◆ Written problem
Starting at the line that contains "Extract all readable text from this page.", write out each line through the end of the data below, exactly as it stands. Skip any pictures.

(Recorded data)
━━━━━━

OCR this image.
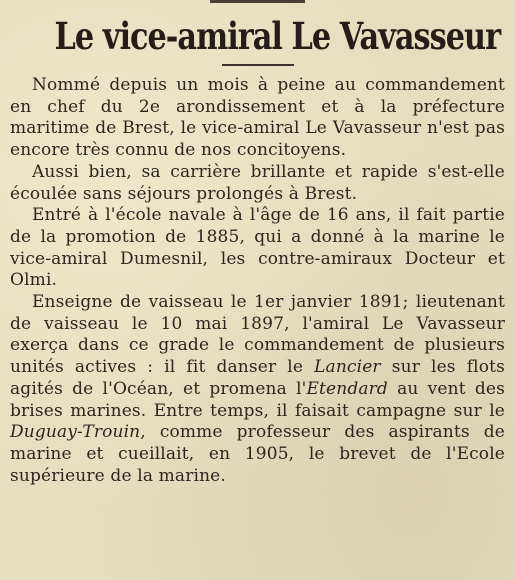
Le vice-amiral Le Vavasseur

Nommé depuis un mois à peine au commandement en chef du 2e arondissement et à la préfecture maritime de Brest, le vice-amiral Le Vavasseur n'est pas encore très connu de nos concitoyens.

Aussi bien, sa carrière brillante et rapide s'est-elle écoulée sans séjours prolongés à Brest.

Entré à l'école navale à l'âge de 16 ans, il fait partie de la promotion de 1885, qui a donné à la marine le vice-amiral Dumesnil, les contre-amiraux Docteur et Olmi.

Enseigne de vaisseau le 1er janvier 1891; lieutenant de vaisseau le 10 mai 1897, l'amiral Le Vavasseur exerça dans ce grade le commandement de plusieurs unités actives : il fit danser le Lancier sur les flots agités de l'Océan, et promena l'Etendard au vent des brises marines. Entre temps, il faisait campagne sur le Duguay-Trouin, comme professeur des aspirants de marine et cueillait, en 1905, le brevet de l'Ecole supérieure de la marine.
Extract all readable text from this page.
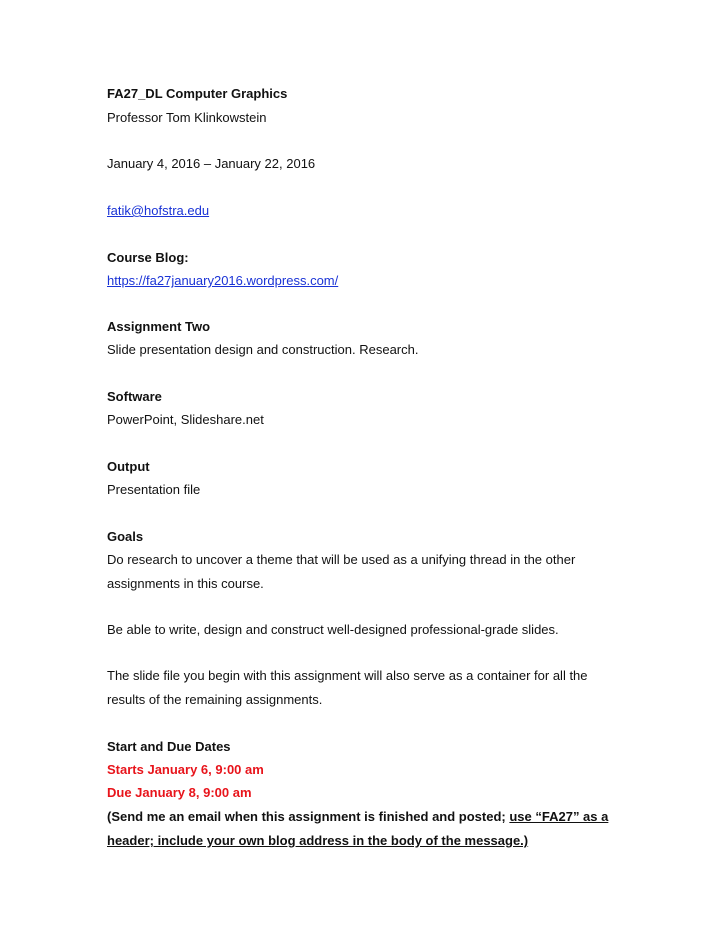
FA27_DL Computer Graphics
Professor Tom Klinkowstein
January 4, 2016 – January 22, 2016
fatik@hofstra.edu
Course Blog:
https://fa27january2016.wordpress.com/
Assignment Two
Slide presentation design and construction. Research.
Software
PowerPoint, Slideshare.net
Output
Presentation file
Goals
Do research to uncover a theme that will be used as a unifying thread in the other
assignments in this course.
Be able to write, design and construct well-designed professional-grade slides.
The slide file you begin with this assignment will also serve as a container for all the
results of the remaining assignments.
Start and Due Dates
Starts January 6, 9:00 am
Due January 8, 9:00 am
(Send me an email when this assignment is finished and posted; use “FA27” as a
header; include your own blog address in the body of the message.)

━━━━━━

◆ Answer to this problem
Extract all readable text from this page.
FA27_DL Computer Graphics
Professor Tom Klinkowstein
January 4, 2016 – January 22, 2016
fatik@hofstra.edu
Course Blog:
https://fa27january2016.wordpress.com/
Assignment Two
Slide presentation design and construction. Research.
Software
PowerPoint, Slideshare.net
Output
Presentation file
Goals
Do research to uncover a theme that will be used as a unifying thread in the other
assignments in this course.
Be able to write, design and construct well-designed professional-grade slides.
The slide file you begin with this assignment will also serve as a container for all the
results of the remaining assignments.
Start and Due Dates
Starts January 6, 9:00 am
Due January 8, 9:00 am
(Send me an email when this assignment is finished and posted; use “FA27” as a
header; include your own blog address in the body of the message.)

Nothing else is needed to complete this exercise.